§ Exercise passage
╭──
Colleagues called Robert Moog one of the most important creators of musical instruments in history. His inventions ushered in a new era in sonic art, making electronic music accessible and vibrant, and the compact Minimoog became a symbol of the synthesizer’s transition from labs to the hands of performers.
A Genius, but Not an Ambitious Businessman
Robert Moog was a person who trusted his circuit diagrams more than his financial reports. His synthesizers captivated musicians worldwide, but he himself never aspired to be a business tycoon. Moog admitted that he developed instruments more as a hobby than a commercial project, and he compared his own journey in business to a ride at an amusement park:
“You know you’re not going to get too badly hurt because nobody would let you, but you’re not quite in control.”
╰──
§ Explore the material
1 > List every point the Robert Moog text makes about his attitude toward business.
2 > In the Robert Moog text, what did Moog compare his journey in business to?
3 > Please continue the Robert Moog text from the point where it stops.

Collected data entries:
╭──
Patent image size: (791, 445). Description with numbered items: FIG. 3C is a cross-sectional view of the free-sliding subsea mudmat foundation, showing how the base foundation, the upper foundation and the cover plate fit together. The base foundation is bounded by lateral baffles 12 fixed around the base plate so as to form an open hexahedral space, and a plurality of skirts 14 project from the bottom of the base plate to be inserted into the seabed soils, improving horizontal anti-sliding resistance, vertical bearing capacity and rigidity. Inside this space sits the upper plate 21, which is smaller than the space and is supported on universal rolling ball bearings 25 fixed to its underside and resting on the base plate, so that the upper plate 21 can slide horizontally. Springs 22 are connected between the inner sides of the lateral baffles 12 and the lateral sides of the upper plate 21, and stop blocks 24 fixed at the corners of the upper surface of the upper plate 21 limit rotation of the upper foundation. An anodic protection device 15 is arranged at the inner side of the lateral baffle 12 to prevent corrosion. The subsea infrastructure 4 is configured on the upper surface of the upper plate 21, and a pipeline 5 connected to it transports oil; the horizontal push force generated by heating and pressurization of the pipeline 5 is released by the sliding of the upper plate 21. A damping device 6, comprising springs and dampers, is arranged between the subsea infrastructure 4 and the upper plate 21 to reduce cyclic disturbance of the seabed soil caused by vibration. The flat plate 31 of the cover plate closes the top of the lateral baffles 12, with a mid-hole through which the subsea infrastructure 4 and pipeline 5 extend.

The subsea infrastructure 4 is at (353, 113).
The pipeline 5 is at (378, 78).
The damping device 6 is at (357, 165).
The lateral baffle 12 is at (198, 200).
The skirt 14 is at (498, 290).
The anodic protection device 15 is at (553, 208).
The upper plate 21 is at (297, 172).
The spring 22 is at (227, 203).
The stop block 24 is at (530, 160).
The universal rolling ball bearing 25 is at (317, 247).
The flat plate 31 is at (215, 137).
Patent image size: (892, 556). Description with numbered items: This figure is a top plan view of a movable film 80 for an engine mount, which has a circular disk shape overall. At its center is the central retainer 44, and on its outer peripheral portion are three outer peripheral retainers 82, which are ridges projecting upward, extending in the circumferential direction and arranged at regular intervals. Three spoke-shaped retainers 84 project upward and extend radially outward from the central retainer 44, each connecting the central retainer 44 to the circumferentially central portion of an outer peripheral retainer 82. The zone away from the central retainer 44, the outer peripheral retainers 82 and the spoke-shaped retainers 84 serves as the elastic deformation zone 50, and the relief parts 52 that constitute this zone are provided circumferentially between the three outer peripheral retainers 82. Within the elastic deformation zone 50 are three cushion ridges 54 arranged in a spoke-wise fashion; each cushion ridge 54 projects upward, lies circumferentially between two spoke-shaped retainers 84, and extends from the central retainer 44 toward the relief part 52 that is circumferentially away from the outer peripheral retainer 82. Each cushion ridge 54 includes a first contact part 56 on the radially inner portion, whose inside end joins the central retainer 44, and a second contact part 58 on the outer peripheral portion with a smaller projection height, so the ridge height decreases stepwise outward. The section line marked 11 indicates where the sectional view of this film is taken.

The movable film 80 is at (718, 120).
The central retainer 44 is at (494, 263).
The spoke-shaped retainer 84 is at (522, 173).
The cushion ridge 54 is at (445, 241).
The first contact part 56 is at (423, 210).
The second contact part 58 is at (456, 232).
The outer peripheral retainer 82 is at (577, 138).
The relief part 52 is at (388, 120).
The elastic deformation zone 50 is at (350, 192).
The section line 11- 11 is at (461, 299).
╰──
§ Outputs in order
1 >
- He trusted his circuit diagrams more than his financial reports.
- He never aspired to be a business tycoon.
- He developed instruments more as a hobby than as a commercial project.
- He compared his own journey in business to a ride at an amusement park.

2 > A ride at an amusement park.

3 >
His only patent was for the design of the transistor ladder filter. He left other innovative ideas—the modular architecture, envelope generators, and voltage control—in the public domain. This decision cost him potential millions, but it might be precisely what allowed the synthesizer industry to flourish.
In 1971, Moog Music came under the control of Norlin Musical Instruments. Robert remained the chief designer until 1977, after which he decided to start with a clean slate. In 1978, he moved to North Carolina and founded Big Briar, a small workshop for electronic instruments. He later worked at Kurzweil Music Systems and, in the early 1990s, taught at the University of North Carolina in Asheville.
The year 2002 marked a symbolic return for him. Moog bought back the rights to his own name and transformed Big Briar back into Moog Music. Until his last days, he remained dedicated to his craft, developing new instruments, including a touch-sensitive piano, and pouring into them not so much business calculation as a love for sound.
Personal Life and Recognition
Bob Moog left behind not just instruments but an entire cultural legacy. In his lifetime, he received numerous honors, from the Silver Medal of the Audio Engineering Society to the prestigious SEAMUS award, honorary doctorates, and two Grammy Awards for lifetime and technical achievements. In 2001, Robert Moog received the Polar Music Prize, and in 2013, his name was inducted into the National Inventors Hall of Fame.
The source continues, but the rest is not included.